Reproduce the material between the lines containing "Segment this screenshot: for" and "Give bounding boxes", inclusive, exactly as it stands.

━━ Records for the exercise ━━

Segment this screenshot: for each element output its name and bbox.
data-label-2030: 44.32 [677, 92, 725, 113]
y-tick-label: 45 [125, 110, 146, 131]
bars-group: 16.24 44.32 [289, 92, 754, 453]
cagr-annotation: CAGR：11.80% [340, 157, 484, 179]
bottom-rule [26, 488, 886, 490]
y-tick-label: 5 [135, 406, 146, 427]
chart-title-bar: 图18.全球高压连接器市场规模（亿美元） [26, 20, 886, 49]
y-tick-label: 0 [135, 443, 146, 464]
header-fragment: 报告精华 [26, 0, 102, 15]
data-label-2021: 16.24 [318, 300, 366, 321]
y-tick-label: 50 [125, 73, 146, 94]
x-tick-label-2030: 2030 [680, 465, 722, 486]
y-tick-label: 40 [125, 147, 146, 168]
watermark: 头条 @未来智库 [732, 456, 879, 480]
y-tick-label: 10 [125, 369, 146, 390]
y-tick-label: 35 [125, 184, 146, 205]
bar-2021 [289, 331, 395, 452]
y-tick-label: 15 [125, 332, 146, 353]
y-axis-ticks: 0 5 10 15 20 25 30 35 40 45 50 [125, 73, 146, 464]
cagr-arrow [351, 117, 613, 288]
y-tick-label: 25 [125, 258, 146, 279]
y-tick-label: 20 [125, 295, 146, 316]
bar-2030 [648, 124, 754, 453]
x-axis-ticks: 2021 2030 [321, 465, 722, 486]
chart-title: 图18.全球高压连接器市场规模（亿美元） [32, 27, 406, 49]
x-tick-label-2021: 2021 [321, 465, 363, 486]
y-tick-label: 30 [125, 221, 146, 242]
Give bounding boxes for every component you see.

━━━
━━ Records for the exercise ━━

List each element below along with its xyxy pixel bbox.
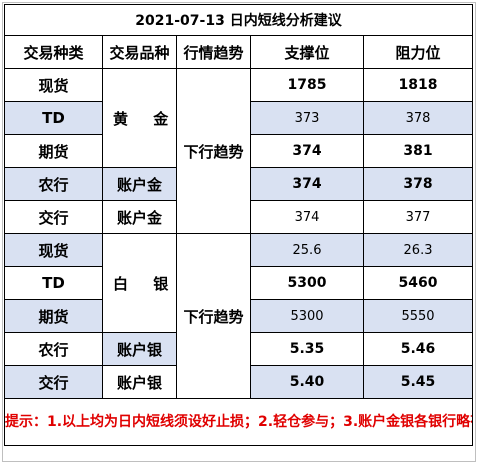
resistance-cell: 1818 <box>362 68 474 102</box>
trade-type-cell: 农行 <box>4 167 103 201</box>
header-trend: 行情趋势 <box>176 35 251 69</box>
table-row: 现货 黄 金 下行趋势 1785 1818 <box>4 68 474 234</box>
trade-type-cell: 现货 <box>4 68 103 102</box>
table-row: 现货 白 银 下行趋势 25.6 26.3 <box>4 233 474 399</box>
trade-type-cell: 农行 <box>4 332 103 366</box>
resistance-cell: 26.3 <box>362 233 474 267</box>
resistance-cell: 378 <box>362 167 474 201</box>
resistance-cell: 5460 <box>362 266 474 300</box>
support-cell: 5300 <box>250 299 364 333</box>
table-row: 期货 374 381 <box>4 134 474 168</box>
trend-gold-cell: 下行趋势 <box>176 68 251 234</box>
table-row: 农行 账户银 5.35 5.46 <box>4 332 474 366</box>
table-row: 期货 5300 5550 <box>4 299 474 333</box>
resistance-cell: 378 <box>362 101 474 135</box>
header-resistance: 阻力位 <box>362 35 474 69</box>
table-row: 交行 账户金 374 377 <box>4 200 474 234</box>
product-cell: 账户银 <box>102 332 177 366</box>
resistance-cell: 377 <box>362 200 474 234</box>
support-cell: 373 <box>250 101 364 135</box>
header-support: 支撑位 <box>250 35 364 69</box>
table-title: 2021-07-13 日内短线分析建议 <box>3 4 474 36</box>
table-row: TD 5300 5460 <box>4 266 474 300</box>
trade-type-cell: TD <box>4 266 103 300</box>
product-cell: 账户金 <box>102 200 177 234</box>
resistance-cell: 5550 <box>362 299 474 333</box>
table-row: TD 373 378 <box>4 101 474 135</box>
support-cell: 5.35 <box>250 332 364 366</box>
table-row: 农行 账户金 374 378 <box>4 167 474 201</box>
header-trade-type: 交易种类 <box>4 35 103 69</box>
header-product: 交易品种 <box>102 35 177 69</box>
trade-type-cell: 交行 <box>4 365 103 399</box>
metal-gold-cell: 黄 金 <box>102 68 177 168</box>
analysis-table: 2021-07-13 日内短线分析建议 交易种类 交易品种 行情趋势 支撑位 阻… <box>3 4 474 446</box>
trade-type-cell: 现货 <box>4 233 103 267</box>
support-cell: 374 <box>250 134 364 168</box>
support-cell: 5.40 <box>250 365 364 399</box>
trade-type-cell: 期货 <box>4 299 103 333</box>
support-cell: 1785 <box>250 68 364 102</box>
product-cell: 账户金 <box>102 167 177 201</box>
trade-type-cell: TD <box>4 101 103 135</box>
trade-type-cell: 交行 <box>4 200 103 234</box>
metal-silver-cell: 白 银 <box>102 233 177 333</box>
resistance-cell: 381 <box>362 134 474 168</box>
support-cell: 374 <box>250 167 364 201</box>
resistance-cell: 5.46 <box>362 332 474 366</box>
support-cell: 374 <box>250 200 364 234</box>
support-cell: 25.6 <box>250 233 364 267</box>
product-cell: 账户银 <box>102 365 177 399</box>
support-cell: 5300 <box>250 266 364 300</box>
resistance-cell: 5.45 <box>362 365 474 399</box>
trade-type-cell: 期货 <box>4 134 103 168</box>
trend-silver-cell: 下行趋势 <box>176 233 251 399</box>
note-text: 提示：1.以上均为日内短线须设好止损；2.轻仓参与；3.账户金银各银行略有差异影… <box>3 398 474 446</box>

━━━
━━ Records for the exercise ━━

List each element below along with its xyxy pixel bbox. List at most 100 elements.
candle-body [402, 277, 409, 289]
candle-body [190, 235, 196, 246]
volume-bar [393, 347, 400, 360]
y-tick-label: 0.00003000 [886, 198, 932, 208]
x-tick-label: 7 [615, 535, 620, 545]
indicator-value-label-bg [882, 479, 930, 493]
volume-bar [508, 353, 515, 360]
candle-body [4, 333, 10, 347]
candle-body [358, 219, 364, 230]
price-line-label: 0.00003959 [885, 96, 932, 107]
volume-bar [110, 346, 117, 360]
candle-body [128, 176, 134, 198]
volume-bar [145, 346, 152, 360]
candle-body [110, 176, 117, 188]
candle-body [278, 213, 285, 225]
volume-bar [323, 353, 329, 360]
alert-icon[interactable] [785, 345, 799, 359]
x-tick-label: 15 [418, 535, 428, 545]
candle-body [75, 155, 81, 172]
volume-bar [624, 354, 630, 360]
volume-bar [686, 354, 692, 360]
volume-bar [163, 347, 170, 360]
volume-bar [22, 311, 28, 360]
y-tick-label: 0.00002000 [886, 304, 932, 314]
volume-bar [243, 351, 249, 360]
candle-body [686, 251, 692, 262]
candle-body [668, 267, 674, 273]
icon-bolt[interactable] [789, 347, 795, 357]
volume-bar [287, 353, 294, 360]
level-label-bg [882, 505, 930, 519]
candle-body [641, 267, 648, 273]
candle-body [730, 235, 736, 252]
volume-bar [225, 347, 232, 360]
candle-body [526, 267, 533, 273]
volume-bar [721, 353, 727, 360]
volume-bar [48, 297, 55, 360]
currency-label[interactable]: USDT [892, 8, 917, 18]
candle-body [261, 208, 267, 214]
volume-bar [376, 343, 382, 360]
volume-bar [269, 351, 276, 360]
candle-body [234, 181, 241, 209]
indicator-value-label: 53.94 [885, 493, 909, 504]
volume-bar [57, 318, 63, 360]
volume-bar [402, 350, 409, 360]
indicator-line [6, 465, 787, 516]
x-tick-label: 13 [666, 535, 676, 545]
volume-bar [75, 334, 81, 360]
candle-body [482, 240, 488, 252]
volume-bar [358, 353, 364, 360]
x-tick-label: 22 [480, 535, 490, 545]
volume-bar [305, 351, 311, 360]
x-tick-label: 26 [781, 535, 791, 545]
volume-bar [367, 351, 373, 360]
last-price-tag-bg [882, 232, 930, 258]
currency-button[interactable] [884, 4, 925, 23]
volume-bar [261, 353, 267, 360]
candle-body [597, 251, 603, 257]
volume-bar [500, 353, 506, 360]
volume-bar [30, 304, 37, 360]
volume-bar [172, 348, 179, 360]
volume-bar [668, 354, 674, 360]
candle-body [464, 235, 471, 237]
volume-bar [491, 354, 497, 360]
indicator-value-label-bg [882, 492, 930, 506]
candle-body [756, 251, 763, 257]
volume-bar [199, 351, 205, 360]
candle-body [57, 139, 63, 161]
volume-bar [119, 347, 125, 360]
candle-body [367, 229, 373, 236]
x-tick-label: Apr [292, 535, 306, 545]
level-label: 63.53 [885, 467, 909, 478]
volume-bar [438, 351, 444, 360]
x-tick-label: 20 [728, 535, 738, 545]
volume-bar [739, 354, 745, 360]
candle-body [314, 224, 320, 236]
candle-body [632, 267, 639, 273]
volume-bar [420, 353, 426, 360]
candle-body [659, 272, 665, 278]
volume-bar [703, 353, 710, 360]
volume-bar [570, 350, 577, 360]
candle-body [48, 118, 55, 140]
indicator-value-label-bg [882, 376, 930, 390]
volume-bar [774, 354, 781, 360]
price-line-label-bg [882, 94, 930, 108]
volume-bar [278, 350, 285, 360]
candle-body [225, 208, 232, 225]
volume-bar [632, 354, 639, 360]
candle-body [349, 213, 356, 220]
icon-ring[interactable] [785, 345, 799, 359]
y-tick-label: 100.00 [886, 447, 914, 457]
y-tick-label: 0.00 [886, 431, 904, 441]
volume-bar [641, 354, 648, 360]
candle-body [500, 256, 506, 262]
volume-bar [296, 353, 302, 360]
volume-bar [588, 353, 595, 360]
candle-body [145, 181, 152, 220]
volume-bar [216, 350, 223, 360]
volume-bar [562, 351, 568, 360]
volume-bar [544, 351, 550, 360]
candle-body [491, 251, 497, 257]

━━━

** Written response **
Segment this screenshot: for each element output its name and bbox.
data-label-2030: 44.32 [677, 92, 725, 113]
y-tick-label: 45 [125, 110, 146, 131]
bars-group: 16.24 44.32 [289, 92, 754, 453]
cagr-annotation: CAGR：11.80% [340, 157, 484, 179]
bottom-rule [26, 488, 886, 490]
y-tick-label: 5 [135, 406, 146, 427]
chart-title-bar: 图18.全球高压连接器市场规模（亿美元） [26, 20, 886, 49]
y-tick-label: 0 [135, 443, 146, 464]
header-fragment: 报告精华 [26, 0, 102, 15]
data-label-2021: 16.24 [318, 300, 366, 321]
y-tick-label: 50 [125, 73, 146, 94]
x-tick-label-2030: 2030 [680, 465, 722, 486]
y-tick-label: 40 [125, 147, 146, 168]
watermark: 头条 @未来智库 [732, 456, 879, 480]
y-tick-label: 10 [125, 369, 146, 390]
y-tick-label: 35 [125, 184, 146, 205]
bar-2021 [289, 331, 395, 452]
y-tick-label: 15 [125, 332, 146, 353]
y-axis-ticks: 0 5 10 15 20 25 30 35 40 45 50 [125, 73, 146, 464]
cagr-arrow [351, 117, 613, 288]
y-tick-label: 25 [125, 258, 146, 279]
y-tick-label: 20 [125, 295, 146, 316]
bar-2030 [648, 124, 754, 453]
x-axis-ticks: 2021 2030 [321, 465, 722, 486]
chart-title: 图18.全球高压连接器市场规模（亿美元） [32, 27, 406, 49]
x-tick-label-2021: 2021 [321, 465, 363, 486]
y-tick-label: 30 [125, 221, 146, 242]
Give bounding boxes for every component you see.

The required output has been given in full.